PROBLEM STATEMENT
Write out the full listing again, exactly as it stands.

+ + + + +

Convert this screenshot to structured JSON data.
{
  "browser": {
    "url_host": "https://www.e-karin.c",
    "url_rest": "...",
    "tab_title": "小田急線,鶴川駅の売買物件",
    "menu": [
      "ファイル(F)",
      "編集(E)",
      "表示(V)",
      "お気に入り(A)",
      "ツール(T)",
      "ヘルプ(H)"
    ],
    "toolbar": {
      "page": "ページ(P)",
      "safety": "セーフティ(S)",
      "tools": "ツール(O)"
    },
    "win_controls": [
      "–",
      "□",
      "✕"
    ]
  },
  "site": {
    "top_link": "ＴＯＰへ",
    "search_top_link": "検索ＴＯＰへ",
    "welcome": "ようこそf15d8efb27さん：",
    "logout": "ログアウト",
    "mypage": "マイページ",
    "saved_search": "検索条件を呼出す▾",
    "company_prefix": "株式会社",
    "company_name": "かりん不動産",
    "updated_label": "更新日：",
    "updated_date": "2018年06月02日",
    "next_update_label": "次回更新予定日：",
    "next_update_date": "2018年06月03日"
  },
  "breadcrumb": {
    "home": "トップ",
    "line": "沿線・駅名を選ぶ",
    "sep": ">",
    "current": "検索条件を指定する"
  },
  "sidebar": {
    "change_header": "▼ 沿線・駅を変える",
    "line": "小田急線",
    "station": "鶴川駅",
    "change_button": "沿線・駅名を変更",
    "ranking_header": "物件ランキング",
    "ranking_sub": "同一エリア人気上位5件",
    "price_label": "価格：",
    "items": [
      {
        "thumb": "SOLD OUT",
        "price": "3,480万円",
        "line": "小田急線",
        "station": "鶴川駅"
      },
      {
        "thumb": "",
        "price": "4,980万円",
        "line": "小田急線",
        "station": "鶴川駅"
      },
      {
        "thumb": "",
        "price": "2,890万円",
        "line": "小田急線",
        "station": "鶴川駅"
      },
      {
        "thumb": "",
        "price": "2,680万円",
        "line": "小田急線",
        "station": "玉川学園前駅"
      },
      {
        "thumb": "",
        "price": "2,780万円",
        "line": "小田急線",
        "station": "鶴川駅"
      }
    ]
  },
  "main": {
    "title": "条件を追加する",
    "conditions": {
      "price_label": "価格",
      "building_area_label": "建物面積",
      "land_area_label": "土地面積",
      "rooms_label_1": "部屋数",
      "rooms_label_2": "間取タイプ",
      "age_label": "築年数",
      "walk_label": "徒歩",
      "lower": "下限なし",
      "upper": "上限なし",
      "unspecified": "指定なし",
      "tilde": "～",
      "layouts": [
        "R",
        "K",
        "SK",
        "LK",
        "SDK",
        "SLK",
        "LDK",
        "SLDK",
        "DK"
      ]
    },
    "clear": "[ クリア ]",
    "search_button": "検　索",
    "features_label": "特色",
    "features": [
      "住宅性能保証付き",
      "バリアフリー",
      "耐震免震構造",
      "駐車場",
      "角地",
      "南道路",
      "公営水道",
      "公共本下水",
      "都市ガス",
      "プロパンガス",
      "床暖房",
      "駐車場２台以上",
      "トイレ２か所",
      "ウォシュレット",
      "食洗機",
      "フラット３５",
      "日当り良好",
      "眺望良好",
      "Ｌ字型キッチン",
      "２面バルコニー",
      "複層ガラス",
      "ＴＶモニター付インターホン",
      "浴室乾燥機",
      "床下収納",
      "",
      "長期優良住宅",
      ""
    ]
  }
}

+ + + + +

ANSWER TO THIS EXERCISE
Convert this screenshot to structured JSON data.
{
  "browser": {
    "url_host": "https://www.e-karin.c",
    "url_rest": "...",
    "tab_title": "小田急線,鶴川駅の売買物件",
    "menu": [
      "ファイル(F)",
      "編集(E)",
      "表示(V)",
      "お気に入り(A)",
      "ツール(T)",
      "ヘルプ(H)"
    ],
    "toolbar": {
      "page": "ページ(P)",
      "safety": "セーフティ(S)",
      "tools": "ツール(O)"
    },
    "win_controls": [
      "–",
      "□",
      "✕"
    ]
  },
  "site": {
    "top_link": "ＴＯＰへ",
    "search_top_link": "検索ＴＯＰへ",
    "welcome": "ようこそf15d8efb27さん：",
    "logout": "ログアウト",
    "mypage": "マイページ",
    "saved_search": "検索条件を呼出す▾",
    "company_prefix": "株式会社",
    "company_name": "かりん不動産",
    "updated_label": "更新日：",
    "updated_date": "2018年06月02日",
    "next_update_label": "次回更新予定日：",
    "next_update_date": "2018年06月03日"
  },
  "breadcrumb": {
    "home": "トップ",
    "line": "沿線・駅名を選ぶ",
    "sep": ">",
    "current": "検索条件を指定する"
  },
  "sidebar": {
    "change_header": "▼ 沿線・駅を変える",
    "line": "小田急線",
    "station": "鶴川駅",
    "change_button": "沿線・駅名を変更",
    "ranking_header": "物件ランキング",
    "ranking_sub": "同一エリア人気上位5件",
    "price_label": "価格：",
    "items": [
      {
        "thumb": "SOLD OUT",
        "price": "3,480万円",
        "line": "小田急線",
        "station": "鶴川駅"
      },
      {
        "thumb": "",
        "price": "4,980万円",
        "line": "小田急線",
        "station": "鶴川駅"
      },
      {
        "thumb": "",
        "price": "2,890万円",
        "line": "小田急線",
        "station": "鶴川駅"
      },
      {
        "thumb": "",
        "price": "2,680万円",
        "line": "小田急線",
        "station": "玉川学園前駅"
      },
      {
        "thumb": "",
        "price": "2,780万円",
        "line": "小田急線",
        "station": "鶴川駅"
      }
    ]
  },
  "main": {
    "title": "条件を追加する",
    "conditions": {
      "price_label": "価格",
      "building_area_label": "建物面積",
      "land_area_label": "土地面積",
      "rooms_label_1": "部屋数",
      "rooms_label_2": "間取タイプ",
      "age_label": "築年数",
      "walk_label": "徒歩",
      "lower": "下限なし",
      "upper": "上限なし",
      "unspecified": "指定なし",
      "tilde": "～",
      "layouts": [
        "R",
        "K",
        "SK",
        "LK",
        "SDK",
        "SLK",
        "LDK",
        "SLDK",
        "DK"
      ]
    },
    "clear": "[ クリア ]",
    "search_button": "検　索",
    "features_label": "特色",
    "features": [
      "住宅性能保証付き",
      "バリアフリー",
      "耐震免震構造",
      "駐車場",
      "角地",
      "南道路",
      "公営水道",
      "公共本下水",
      "都市ガス",
      "プロパンガス",
      "床暖房",
      "駐車場２台以上",
      "トイレ２か所",
      "ウォシュレット",
      "食洗機",
      "フラット３５",
      "日当り良好",
      "眺望良好",
      "Ｌ字型キッチン",
      "２面バルコニー",
      "複層ガラス",
      "ＴＶモニター付インターホン",
      "浴室乾燥機",
      "床下収納",
      "",
      "長期優良住宅",
      ""
    ]
  }
}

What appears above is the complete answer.